Element box annotations:
++++++

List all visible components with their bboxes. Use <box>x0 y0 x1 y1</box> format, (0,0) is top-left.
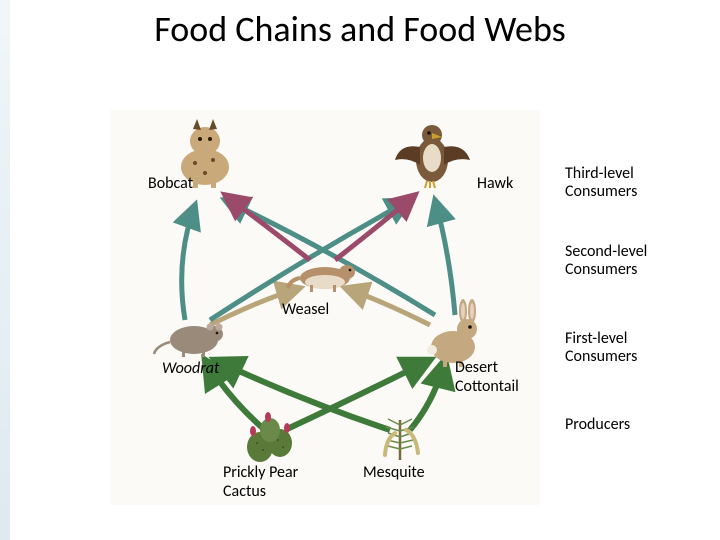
second-level-consumers-label: Second-level Consumers <box>565 243 647 280</box>
woodrat-icon <box>152 310 232 360</box>
weasel-label: Weasel <box>282 300 329 319</box>
third-level-consumers-label: Third-level Consumers <box>565 165 637 202</box>
producers-label: Producers <box>565 416 630 434</box>
desert-cottontail-label: Desert Cottontail <box>455 358 519 396</box>
slide-title: Food Chains and Food Webs <box>150 10 570 50</box>
decorative-stripe <box>0 0 10 540</box>
bobcat-label: Bobcat <box>148 174 193 193</box>
first-level-consumers-label: First-level Consumers <box>565 330 637 367</box>
hawk-icon <box>390 115 475 190</box>
mesquite-label: Mesquite <box>363 463 425 482</box>
mesquite-icon <box>370 405 430 465</box>
weasel-icon <box>285 250 360 295</box>
prickly-pear-label: Prickly Pear Cactus <box>223 463 298 501</box>
prickly-pear-cactus-icon <box>235 410 305 465</box>
woodrat-label: Woodrat <box>162 359 219 378</box>
slide: Food Chains and Food Webs <box>0 0 720 540</box>
hawk-label: Hawk <box>477 174 513 193</box>
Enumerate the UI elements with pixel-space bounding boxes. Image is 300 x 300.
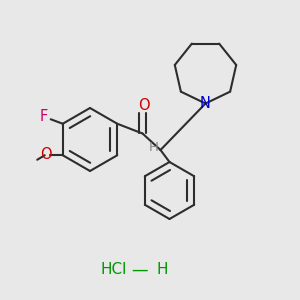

++++++

* _To do_: Rewrite all of the lines above with "bounding boxes" changed to "bounding rectangles" and everything else kept the same. Leave the pictures out of your answer.

* _Exercise response_:
List all visible components with their bboxes. Use <box>x0 y0 x1 y1</box> format, (0,0) is top-left.
second-level-consumers-label: Second-level Consumers <box>565 243 647 280</box>
woodrat-icon <box>152 310 232 360</box>
weasel-label: Weasel <box>282 300 329 319</box>
third-level-consumers-label: Third-level Consumers <box>565 165 637 202</box>
producers-label: Producers <box>565 416 630 434</box>
desert-cottontail-label: Desert Cottontail <box>455 358 519 396</box>
slide-title: Food Chains and Food Webs <box>150 10 570 50</box>
decorative-stripe <box>0 0 10 540</box>
bobcat-label: Bobcat <box>148 174 193 193</box>
first-level-consumers-label: First-level Consumers <box>565 330 637 367</box>
hawk-icon <box>390 115 475 190</box>
mesquite-label: Mesquite <box>363 463 425 482</box>
mesquite-icon <box>370 405 430 465</box>
weasel-icon <box>285 250 360 295</box>
prickly-pear-label: Prickly Pear Cactus <box>223 463 298 501</box>
prickly-pear-cactus-icon <box>235 410 305 465</box>
woodrat-label: Woodrat <box>162 359 219 378</box>
slide: Food Chains and Food Webs <box>0 0 720 540</box>
hawk-label: Hawk <box>477 174 513 193</box>
Enumerate the UI elements with pixel-space bounding rectangles. Image is 300 x 300.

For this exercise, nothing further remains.